# Records supplied

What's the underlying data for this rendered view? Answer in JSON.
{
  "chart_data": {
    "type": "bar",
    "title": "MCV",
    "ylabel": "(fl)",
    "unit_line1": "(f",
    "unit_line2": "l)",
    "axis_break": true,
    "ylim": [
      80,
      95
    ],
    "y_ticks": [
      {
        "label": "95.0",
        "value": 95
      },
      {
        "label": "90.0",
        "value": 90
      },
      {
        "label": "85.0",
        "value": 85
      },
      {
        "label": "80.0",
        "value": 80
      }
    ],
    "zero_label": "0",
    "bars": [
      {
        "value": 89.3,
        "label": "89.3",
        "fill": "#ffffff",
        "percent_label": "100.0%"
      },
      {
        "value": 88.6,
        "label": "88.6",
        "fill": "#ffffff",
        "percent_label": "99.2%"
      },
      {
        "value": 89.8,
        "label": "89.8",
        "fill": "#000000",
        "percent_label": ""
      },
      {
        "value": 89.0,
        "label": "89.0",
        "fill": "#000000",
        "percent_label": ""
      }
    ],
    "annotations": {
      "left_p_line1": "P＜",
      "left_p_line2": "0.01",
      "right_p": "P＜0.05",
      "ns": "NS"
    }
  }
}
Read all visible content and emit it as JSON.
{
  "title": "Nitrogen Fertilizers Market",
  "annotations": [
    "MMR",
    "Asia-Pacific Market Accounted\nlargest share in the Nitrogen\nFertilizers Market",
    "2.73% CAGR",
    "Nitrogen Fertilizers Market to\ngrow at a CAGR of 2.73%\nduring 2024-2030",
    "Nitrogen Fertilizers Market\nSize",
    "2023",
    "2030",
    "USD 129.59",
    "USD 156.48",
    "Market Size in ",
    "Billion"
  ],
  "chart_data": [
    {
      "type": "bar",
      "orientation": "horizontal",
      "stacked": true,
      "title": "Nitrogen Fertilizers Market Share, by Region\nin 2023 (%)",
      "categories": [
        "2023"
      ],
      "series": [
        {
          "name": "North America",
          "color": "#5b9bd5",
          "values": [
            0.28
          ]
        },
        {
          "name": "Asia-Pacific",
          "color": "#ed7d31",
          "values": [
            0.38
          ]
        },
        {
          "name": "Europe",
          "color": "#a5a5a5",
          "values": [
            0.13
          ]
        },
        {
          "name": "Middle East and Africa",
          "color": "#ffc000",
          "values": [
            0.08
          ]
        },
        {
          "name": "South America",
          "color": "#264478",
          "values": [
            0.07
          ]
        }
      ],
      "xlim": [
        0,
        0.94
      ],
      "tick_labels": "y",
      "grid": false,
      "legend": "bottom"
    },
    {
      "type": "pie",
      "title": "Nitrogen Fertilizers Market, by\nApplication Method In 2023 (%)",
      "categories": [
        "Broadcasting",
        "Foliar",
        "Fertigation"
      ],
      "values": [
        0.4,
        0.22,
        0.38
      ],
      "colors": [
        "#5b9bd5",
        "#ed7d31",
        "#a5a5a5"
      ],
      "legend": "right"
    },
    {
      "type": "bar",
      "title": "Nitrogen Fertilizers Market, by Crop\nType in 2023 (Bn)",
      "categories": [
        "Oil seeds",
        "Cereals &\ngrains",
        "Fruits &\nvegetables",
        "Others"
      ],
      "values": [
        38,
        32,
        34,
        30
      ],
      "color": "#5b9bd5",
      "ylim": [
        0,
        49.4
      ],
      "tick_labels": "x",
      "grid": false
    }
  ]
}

# What the exercise asks
Reproduce the material in full, with no word added or dropped.

# Problem solution
What's the underlying data for this rendered view? Answer in JSON.
{
  "chart_data": {
    "type": "bar",
    "title": "MCV",
    "ylabel": "(fl)",
    "unit_line1": "(f",
    "unit_line2": "l)",
    "axis_break": true,
    "ylim": [
      80,
      95
    ],
    "y_ticks": [
      {
        "label": "95.0",
        "value": 95
      },
      {
        "label": "90.0",
        "value": 90
      },
      {
        "label": "85.0",
        "value": 85
      },
      {
        "label": "80.0",
        "value": 80
      }
    ],
    "zero_label": "0",
    "bars": [
      {
        "value": 89.3,
        "label": "89.3",
        "fill": "#ffffff",
        "percent_label": "100.0%"
      },
      {
        "value": 88.6,
        "label": "88.6",
        "fill": "#ffffff",
        "percent_label": "99.2%"
      },
      {
        "value": 89.8,
        "label": "89.8",
        "fill": "#000000",
        "percent_label": ""
      },
      {
        "value": 89.0,
        "label": "89.0",
        "fill": "#000000",
        "percent_label": ""
      }
    ],
    "annotations": {
      "left_p_line1": "P＜",
      "left_p_line2": "0.01",
      "right_p": "P＜0.05",
      "ns": "NS"
    }
  }
}
Read all visible content and emit it as JSON.
{
  "title": "Nitrogen Fertilizers Market",
  "annotations": [
    "MMR",
    "Asia-Pacific Market Accounted\nlargest share in the Nitrogen\nFertilizers Market",
    "2.73% CAGR",
    "Nitrogen Fertilizers Market to\ngrow at a CAGR of 2.73%\nduring 2024-2030",
    "Nitrogen Fertilizers Market\nSize",
    "2023",
    "2030",
    "USD 129.59",
    "USD 156.48",
    "Market Size in ",
    "Billion"
  ],
  "chart_data": [
    {
      "type": "bar",
      "orientation": "horizontal",
      "stacked": true,
      "title": "Nitrogen Fertilizers Market Share, by Region\nin 2023 (%)",
      "categories": [
        "2023"
      ],
      "series": [
        {
          "name": "North America",
          "color": "#5b9bd5",
          "values": [
            0.28
          ]
        },
        {
          "name": "Asia-Pacific",
          "color": "#ed7d31",
          "values": [
            0.38
          ]
        },
        {
          "name": "Europe",
          "color": "#a5a5a5",
          "values": [
            0.13
          ]
        },
        {
          "name": "Middle East and Africa",
          "color": "#ffc000",
          "values": [
            0.08
          ]
        },
        {
          "name": "South America",
          "color": "#264478",
          "values": [
            0.07
          ]
        }
      ],
      "xlim": [
        0,
        0.94
      ],
      "tick_labels": "y",
      "grid": false,
      "legend": "bottom"
    },
    {
      "type": "pie",
      "title": "Nitrogen Fertilizers Market, by\nApplication Method In 2023 (%)",
      "categories": [
        "Broadcasting",
        "Foliar",
        "Fertigation"
      ],
      "values": [
        0.4,
        0.22,
        0.38
      ],
      "colors": [
        "#5b9bd5",
        "#ed7d31",
        "#a5a5a5"
      ],
      "legend": "right"
    },
    {
      "type": "bar",
      "title": "Nitrogen Fertilizers Market, by Crop\nType in 2023 (Bn)",
      "categories": [
        "Oil seeds",
        "Cereals &\ngrains",
        "Fruits &\nvegetables",
        "Others"
      ],
      "values": [
        38,
        32,
        34,
        30
      ],
      "color": "#5b9bd5",
      "ylim": [
        0,
        49.4
      ],
      "tick_labels": "x",
      "grid": false
    }
  ]
}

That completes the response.